• [GIVEN EXERCISE]:
Return the records exactly as they are.

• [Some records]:
--- Begin ---

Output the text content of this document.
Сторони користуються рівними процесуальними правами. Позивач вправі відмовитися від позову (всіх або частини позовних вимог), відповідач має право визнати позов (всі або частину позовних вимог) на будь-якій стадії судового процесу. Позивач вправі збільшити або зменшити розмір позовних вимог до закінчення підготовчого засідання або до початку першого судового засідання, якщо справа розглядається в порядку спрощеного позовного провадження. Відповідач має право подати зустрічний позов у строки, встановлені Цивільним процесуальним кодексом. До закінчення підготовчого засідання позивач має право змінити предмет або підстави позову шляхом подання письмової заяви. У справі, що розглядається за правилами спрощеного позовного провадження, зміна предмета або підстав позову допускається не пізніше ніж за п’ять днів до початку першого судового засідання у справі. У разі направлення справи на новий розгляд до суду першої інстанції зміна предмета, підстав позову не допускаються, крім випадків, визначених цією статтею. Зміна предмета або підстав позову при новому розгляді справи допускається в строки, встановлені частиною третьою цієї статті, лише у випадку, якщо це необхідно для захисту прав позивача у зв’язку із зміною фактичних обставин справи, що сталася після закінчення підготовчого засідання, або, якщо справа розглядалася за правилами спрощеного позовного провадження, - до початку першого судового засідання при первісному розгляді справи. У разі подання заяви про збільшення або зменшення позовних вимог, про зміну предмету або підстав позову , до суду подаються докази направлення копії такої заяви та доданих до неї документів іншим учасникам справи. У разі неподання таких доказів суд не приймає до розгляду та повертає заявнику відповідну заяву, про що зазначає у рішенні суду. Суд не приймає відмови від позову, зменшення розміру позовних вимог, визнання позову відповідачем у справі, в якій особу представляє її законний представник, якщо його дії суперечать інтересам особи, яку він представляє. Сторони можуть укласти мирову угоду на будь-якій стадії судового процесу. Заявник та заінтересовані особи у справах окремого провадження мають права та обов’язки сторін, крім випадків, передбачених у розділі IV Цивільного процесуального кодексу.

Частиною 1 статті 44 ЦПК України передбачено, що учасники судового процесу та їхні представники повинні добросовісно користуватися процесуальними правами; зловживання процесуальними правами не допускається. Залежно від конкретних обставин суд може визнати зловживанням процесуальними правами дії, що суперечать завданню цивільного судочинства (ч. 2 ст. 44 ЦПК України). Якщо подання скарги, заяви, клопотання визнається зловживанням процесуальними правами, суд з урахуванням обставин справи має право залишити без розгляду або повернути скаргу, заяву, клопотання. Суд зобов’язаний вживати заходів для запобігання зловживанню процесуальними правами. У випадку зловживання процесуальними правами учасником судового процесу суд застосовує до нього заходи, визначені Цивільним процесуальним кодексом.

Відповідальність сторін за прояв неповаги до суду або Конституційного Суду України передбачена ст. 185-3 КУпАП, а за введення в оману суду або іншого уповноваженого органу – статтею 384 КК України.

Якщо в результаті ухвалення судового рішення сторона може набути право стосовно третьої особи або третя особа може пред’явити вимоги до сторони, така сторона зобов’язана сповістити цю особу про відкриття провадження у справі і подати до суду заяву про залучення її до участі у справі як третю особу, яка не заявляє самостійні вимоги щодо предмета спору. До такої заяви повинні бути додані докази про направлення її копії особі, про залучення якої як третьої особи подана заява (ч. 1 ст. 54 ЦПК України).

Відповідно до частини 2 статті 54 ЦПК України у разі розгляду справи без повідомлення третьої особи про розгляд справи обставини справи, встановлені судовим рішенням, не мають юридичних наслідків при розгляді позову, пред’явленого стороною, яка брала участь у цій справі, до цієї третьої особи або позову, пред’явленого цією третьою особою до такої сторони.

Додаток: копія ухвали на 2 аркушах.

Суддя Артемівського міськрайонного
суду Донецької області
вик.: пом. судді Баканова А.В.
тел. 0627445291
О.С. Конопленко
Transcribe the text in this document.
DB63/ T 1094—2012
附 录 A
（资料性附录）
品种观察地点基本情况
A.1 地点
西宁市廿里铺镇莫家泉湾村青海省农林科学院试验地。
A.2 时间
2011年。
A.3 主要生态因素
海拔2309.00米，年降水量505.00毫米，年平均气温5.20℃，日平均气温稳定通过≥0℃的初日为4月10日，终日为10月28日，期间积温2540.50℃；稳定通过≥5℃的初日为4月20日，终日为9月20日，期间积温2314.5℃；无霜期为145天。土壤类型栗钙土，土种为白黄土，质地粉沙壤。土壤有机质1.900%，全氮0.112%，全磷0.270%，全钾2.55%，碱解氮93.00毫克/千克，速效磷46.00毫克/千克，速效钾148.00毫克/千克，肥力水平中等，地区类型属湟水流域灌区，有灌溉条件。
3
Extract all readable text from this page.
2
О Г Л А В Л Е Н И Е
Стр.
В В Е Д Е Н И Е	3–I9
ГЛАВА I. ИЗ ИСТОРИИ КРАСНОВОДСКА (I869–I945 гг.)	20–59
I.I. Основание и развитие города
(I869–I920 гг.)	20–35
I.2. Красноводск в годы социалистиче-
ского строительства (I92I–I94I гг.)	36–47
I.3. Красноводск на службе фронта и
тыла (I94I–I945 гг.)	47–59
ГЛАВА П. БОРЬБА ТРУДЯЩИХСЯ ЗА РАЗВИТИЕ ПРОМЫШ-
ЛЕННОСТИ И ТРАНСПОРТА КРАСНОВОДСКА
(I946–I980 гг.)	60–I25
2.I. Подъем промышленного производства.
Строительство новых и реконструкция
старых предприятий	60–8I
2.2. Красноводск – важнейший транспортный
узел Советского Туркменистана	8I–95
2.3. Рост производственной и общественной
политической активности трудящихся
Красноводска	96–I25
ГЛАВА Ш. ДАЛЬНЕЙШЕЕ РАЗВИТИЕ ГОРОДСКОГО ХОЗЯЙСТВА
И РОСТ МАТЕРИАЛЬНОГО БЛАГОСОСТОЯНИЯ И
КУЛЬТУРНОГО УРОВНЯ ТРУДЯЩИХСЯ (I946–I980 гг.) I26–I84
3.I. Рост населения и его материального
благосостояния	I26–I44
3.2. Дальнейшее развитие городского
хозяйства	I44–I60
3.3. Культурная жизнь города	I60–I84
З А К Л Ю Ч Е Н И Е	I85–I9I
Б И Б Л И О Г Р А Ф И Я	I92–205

--- End ---

• [RESULT FOR THIS EXERCISE]:
Output the text content of this document.
Сторони користуються рівними процесуальними правами. Позивач вправі відмовитися від позову (всіх або частини позовних вимог), відповідач має право визнати позов (всі або частину позовних вимог) на будь-якій стадії судового процесу. Позивач вправі збільшити або зменшити розмір позовних вимог до закінчення підготовчого засідання або до початку першого судового засідання, якщо справа розглядається в порядку спрощеного позовного провадження. Відповідач має право подати зустрічний позов у строки, встановлені Цивільним процесуальним кодексом. До закінчення підготовчого засідання позивач має право змінити предмет або підстави позову шляхом подання письмової заяви. У справі, що розглядається за правилами спрощеного позовного провадження, зміна предмета або підстав позову допускається не пізніше ніж за п’ять днів до початку першого судового засідання у справі. У разі направлення справи на новий розгляд до суду першої інстанції зміна предмета, підстав позову не допускаються, крім випадків, визначених цією статтею. Зміна предмета або підстав позову при новому розгляді справи допускається в строки, встановлені частиною третьою цієї статті, лише у випадку, якщо це необхідно для захисту прав позивача у зв’язку із зміною фактичних обставин справи, що сталася після закінчення підготовчого засідання, або, якщо справа розглядалася за правилами спрощеного позовного провадження, - до початку першого судового засідання при первісному розгляді справи. У разі подання заяви про збільшення або зменшення позовних вимог, про зміну предмету або підстав позову , до суду подаються докази направлення копії такої заяви та доданих до неї документів іншим учасникам справи. У разі неподання таких доказів суд не приймає до розгляду та повертає заявнику відповідну заяву, про що зазначає у рішенні суду. Суд не приймає відмови від позову, зменшення розміру позовних вимог, визнання позову відповідачем у справі, в якій особу представляє її законний представник, якщо його дії суперечать інтересам особи, яку він представляє. Сторони можуть укласти мирову угоду на будь-якій стадії судового процесу. Заявник та заінтересовані особи у справах окремого провадження мають права та обов’язки сторін, крім випадків, передбачених у розділі IV Цивільного процесуального кодексу.

Частиною 1 статті 44 ЦПК України передбачено, що учасники судового процесу та їхні представники повинні добросовісно користуватися процесуальними правами; зловживання процесуальними правами не допускається. Залежно від конкретних обставин суд може визнати зловживанням процесуальними правами дії, що суперечать завданню цивільного судочинства (ч. 2 ст. 44 ЦПК України). Якщо подання скарги, заяви, клопотання визнається зловживанням процесуальними правами, суд з урахуванням обставин справи має право залишити без розгляду або повернути скаргу, заяву, клопотання. Суд зобов’язаний вживати заходів для запобігання зловживанню процесуальними правами. У випадку зловживання процесуальними правами учасником судового процесу суд застосовує до нього заходи, визначені Цивільним процесуальним кодексом.

Відповідальність сторін за прояв неповаги до суду або Конституційного Суду України передбачена ст. 185-3 КУпАП, а за введення в оману суду або іншого уповноваженого органу – статтею 384 КК України.

Якщо в результаті ухвалення судового рішення сторона може набути право стосовно третьої особи або третя особа може пред’явити вимоги до сторони, така сторона зобов’язана сповістити цю особу про відкриття провадження у справі і подати до суду заяву про залучення її до участі у справі як третю особу, яка не заявляє самостійні вимоги щодо предмета спору. До такої заяви повинні бути додані докази про направлення її копії особі, про залучення якої як третьої особи подана заява (ч. 1 ст. 54 ЦПК України).

Відповідно до частини 2 статті 54 ЦПК України у разі розгляду справи без повідомлення третьої особи про розгляд справи обставини справи, встановлені судовим рішенням, не мають юридичних наслідків при розгляді позову, пред’явленого стороною, яка брала участь у цій справі, до цієї третьої особи або позову, пред’явленого цією третьою особою до такої сторони.

Додаток: копія ухвали на 2 аркушах.

Суддя Артемівського міськрайонного
суду Донецької області
вик.: пом. судді Баканова А.В.
тел. 0627445291
О.С. Конопленко
Transcribe the text in this document.
DB63/ T 1094—2012
附 录 A
（资料性附录）
品种观察地点基本情况
A.1 地点
西宁市廿里铺镇莫家泉湾村青海省农林科学院试验地。
A.2 时间
2011年。
A.3 主要生态因素
海拔2309.00米，年降水量505.00毫米，年平均气温5.20℃，日平均气温稳定通过≥0℃的初日为4月10日，终日为10月28日，期间积温2540.50℃；稳定通过≥5℃的初日为4月20日，终日为9月20日，期间积温2314.5℃；无霜期为145天。土壤类型栗钙土，土种为白黄土，质地粉沙壤。土壤有机质1.900%，全氮0.112%，全磷0.270%，全钾2.55%，碱解氮93.00毫克/千克，速效磷46.00毫克/千克，速效钾148.00毫克/千克，肥力水平中等，地区类型属湟水流域灌区，有灌溉条件。
3
Extract all readable text from this page.
2
О Г Л А В Л Е Н И Е
Стр.
В В Е Д Е Н И Е	3–I9
ГЛАВА I. ИЗ ИСТОРИИ КРАСНОВОДСКА (I869–I945 гг.)	20–59
I.I. Основание и развитие города
(I869–I920 гг.)	20–35
I.2. Красноводск в годы социалистиче-
ского строительства (I92I–I94I гг.)	36–47
I.3. Красноводск на службе фронта и
тыла (I94I–I945 гг.)	47–59
ГЛАВА П. БОРЬБА ТРУДЯЩИХСЯ ЗА РАЗВИТИЕ ПРОМЫШ-
ЛЕННОСТИ И ТРАНСПОРТА КРАСНОВОДСКА
(I946–I980 гг.)	60–I25
2.I. Подъем промышленного производства.
Строительство новых и реконструкция
старых предприятий	60–8I
2.2. Красноводск – важнейший транспортный
узел Советского Туркменистана	8I–95
2.3. Рост производственной и общественной
политической активности трудящихся
Красноводска	96–I25
ГЛАВА Ш. ДАЛЬНЕЙШЕЕ РАЗВИТИЕ ГОРОДСКОГО ХОЗЯЙСТВА
И РОСТ МАТЕРИАЛЬНОГО БЛАГОСОСТОЯНИЯ И
КУЛЬТУРНОГО УРОВНЯ ТРУДЯЩИХСЯ (I946–I980 гг.) I26–I84
3.I. Рост населения и его материального
благосостояния	I26–I44
3.2. Дальнейшее развитие городского
хозяйства	I44–I60
3.3. Культурная жизнь города	I60–I84
З А К Л Ю Ч Е Н И Е	I85–I9I
Б И Б Л И О Г Р А Ф И Я	I92–205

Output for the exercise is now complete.